OBJECTIVE
Reproduce the material exactly, omitting nothing.

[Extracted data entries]
# # # # #

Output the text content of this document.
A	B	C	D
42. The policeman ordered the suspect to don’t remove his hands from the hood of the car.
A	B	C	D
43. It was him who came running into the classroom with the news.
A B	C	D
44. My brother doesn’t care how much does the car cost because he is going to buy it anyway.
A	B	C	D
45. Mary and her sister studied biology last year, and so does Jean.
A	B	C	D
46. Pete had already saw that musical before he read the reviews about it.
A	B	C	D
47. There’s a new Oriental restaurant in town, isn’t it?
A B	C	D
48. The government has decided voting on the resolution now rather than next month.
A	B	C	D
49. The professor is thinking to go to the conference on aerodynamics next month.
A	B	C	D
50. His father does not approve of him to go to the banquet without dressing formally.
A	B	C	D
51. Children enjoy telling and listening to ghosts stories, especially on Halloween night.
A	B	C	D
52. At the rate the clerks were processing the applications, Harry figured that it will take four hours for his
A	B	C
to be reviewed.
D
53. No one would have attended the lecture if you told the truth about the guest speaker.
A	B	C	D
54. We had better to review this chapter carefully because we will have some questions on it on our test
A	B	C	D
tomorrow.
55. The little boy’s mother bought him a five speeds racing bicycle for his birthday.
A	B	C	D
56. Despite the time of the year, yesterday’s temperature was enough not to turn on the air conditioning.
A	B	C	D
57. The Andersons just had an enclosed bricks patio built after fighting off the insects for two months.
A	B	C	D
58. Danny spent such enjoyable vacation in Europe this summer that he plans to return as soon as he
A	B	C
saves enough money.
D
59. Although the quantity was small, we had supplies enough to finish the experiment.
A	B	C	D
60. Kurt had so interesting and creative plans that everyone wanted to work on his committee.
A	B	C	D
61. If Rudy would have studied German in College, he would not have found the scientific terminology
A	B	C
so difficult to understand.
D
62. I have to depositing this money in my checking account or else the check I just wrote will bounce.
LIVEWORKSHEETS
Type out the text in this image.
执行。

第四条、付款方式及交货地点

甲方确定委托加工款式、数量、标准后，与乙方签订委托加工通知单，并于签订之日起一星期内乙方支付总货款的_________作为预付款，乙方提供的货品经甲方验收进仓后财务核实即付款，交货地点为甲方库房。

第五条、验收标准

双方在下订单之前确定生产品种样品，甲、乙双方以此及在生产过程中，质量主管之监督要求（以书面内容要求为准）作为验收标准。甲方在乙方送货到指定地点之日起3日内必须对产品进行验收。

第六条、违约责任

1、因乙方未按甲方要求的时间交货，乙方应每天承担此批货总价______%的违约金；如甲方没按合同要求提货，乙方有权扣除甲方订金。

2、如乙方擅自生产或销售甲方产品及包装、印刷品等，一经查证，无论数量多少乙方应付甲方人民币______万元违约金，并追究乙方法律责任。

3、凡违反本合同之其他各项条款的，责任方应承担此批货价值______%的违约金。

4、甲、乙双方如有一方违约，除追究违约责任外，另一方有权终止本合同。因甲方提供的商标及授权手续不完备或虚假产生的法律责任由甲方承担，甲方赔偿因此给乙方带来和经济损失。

# # # # #

THE SOLUTION
Output the text content of this document.
A	B	C	D
42. The policeman ordered the suspect to don’t remove his hands from the hood of the car.
A	B	C	D
43. It was him who came running into the classroom with the news.
A B	C	D
44. My brother doesn’t care how much does the car cost because he is going to buy it anyway.
A	B	C	D
45. Mary and her sister studied biology last year, and so does Jean.
A	B	C	D
46. Pete had already saw that musical before he read the reviews about it.
A	B	C	D
47. There’s a new Oriental restaurant in town, isn’t it?
A B	C	D
48. The government has decided voting on the resolution now rather than next month.
A	B	C	D
49. The professor is thinking to go to the conference on aerodynamics next month.
A	B	C	D
50. His father does not approve of him to go to the banquet without dressing formally.
A	B	C	D
51. Children enjoy telling and listening to ghosts stories, especially on Halloween night.
A	B	C	D
52. At the rate the clerks were processing the applications, Harry figured that it will take four hours for his
A	B	C
to be reviewed.
D
53. No one would have attended the lecture if you told the truth about the guest speaker.
A	B	C	D
54. We had better to review this chapter carefully because we will have some questions on it on our test
A	B	C	D
tomorrow.
55. The little boy’s mother bought him a five speeds racing bicycle for his birthday.
A	B	C	D
56. Despite the time of the year, yesterday’s temperature was enough not to turn on the air conditioning.
A	B	C	D
57. The Andersons just had an enclosed bricks patio built after fighting off the insects for two months.
A	B	C	D
58. Danny spent such enjoyable vacation in Europe this summer that he plans to return as soon as he
A	B	C
saves enough money.
D
59. Although the quantity was small, we had supplies enough to finish the experiment.
A	B	C	D
60. Kurt had so interesting and creative plans that everyone wanted to work on his committee.
A	B	C	D
61. If Rudy would have studied German in College, he would not have found the scientific terminology
A	B	C
so difficult to understand.
D
62. I have to depositing this money in my checking account or else the check I just wrote will bounce.
LIVEWORKSHEETS
Type out the text in this image.
执行。

第四条、付款方式及交货地点

甲方确定委托加工款式、数量、标准后，与乙方签订委托加工通知单，并于签订之日起一星期内乙方支付总货款的_________作为预付款，乙方提供的货品经甲方验收进仓后财务核实即付款，交货地点为甲方库房。

第五条、验收标准

双方在下订单之前确定生产品种样品，甲、乙双方以此及在生产过程中，质量主管之监督要求（以书面内容要求为准）作为验收标准。甲方在乙方送货到指定地点之日起3日内必须对产品进行验收。

第六条、违约责任

1、因乙方未按甲方要求的时间交货，乙方应每天承担此批货总价______%的违约金；如甲方没按合同要求提货，乙方有权扣除甲方订金。

2、如乙方擅自生产或销售甲方产品及包装、印刷品等，一经查证，无论数量多少乙方应付甲方人民币______万元违约金，并追究乙方法律责任。

3、凡违反本合同之其他各项条款的，责任方应承担此批货价值______%的违约金。

4、甲、乙双方如有一方违约，除追究违约责任外，另一方有权终止本合同。因甲方提供的商标及授权手续不完备或虚假产生的法律责任由甲方承担，甲方赔偿因此给乙方带来和经济损失。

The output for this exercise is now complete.